→ Requirement: Each line holding the word "this" counts once; give the total and nothing more.

→ Task material:

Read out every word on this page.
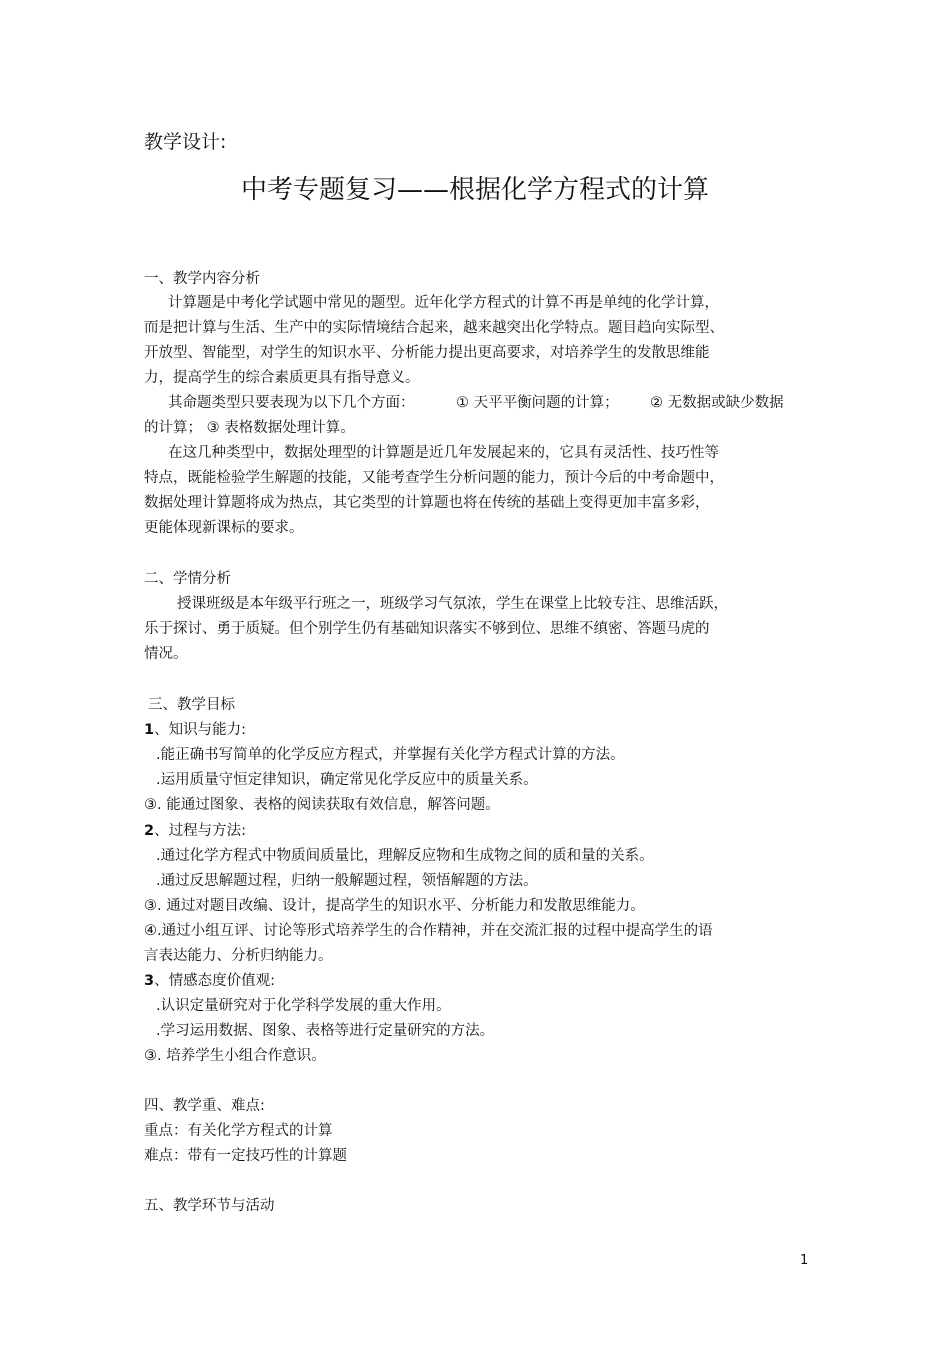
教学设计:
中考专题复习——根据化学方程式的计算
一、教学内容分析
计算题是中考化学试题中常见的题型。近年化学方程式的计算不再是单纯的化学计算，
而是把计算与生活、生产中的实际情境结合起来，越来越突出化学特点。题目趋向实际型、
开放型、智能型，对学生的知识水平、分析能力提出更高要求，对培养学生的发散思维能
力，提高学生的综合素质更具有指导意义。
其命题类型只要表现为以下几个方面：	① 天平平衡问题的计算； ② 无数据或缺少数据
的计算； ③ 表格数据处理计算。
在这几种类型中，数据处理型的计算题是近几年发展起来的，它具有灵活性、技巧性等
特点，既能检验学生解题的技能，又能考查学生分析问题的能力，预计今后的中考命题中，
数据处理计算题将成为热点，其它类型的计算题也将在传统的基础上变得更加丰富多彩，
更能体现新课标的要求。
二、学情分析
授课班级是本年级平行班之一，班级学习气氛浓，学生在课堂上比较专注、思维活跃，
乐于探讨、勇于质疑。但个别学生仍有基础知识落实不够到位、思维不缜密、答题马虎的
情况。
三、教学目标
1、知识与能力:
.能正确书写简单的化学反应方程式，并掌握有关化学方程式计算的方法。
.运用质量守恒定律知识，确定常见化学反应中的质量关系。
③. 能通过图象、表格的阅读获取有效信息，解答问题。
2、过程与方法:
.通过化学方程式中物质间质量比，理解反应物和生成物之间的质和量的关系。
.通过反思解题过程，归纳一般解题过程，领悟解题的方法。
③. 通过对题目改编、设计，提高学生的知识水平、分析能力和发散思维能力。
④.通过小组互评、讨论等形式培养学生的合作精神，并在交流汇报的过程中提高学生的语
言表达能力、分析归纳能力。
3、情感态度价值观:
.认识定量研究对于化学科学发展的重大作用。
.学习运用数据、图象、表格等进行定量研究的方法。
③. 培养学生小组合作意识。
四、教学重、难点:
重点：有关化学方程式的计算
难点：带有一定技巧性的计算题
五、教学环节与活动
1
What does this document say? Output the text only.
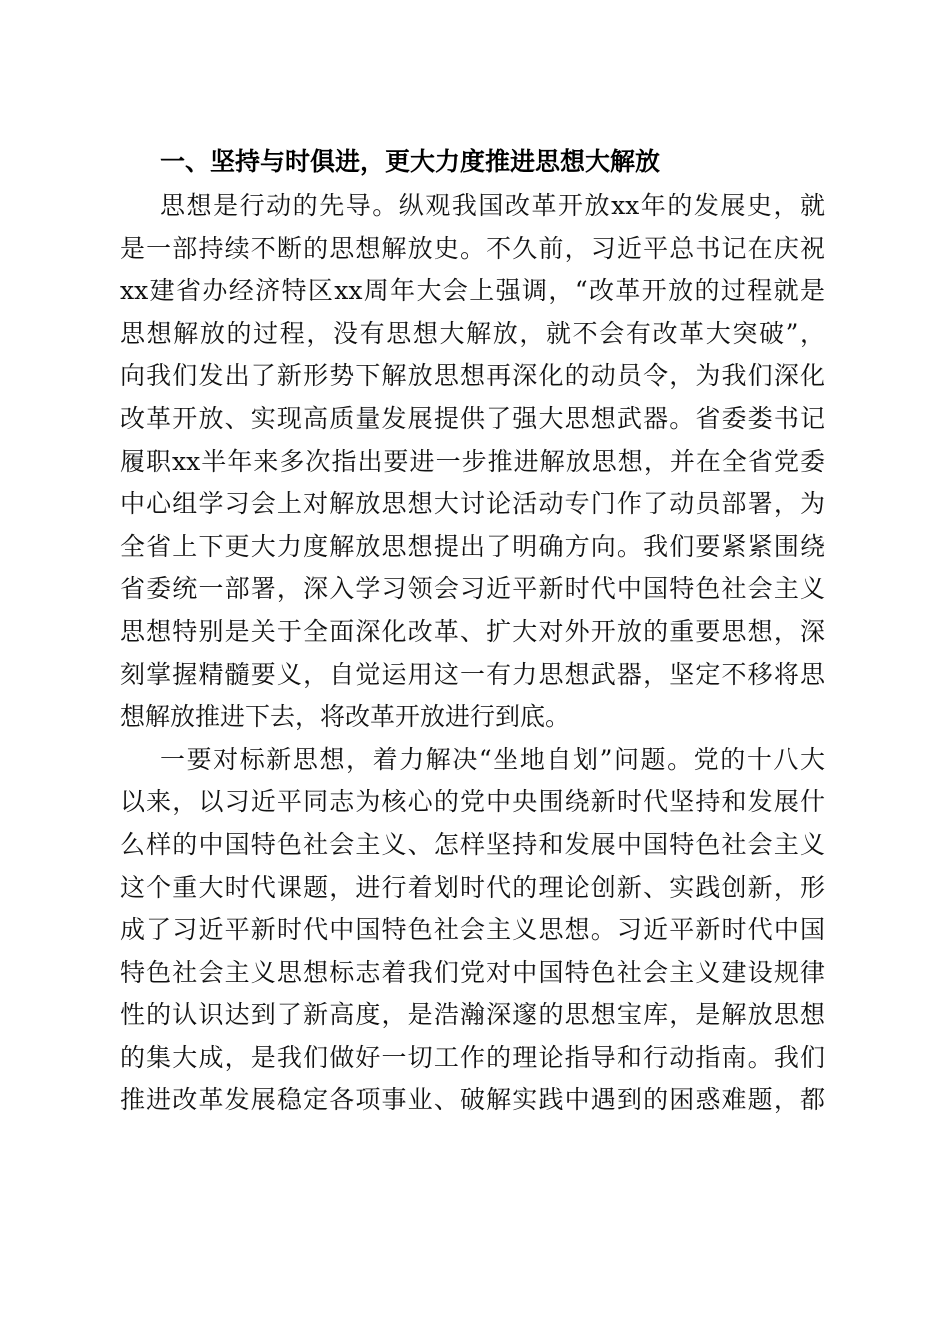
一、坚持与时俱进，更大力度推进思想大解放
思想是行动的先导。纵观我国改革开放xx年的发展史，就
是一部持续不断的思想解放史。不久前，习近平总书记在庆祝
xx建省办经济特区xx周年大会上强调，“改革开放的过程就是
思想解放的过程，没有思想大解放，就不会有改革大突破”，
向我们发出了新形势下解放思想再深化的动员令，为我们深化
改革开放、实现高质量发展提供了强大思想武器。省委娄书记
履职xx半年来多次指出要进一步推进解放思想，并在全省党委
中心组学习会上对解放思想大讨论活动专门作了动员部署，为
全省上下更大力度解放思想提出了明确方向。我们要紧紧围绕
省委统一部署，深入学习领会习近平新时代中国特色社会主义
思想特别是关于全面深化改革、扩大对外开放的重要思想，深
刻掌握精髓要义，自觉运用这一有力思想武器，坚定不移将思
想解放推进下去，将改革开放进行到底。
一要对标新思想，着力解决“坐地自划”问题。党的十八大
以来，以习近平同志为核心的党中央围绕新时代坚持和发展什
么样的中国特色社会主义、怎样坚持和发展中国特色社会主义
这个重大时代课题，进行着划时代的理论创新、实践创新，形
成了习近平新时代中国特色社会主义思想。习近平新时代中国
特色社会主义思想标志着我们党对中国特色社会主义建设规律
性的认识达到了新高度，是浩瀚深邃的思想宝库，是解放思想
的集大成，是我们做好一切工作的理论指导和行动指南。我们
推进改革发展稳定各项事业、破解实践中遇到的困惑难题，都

→ Reply to the exercise: 2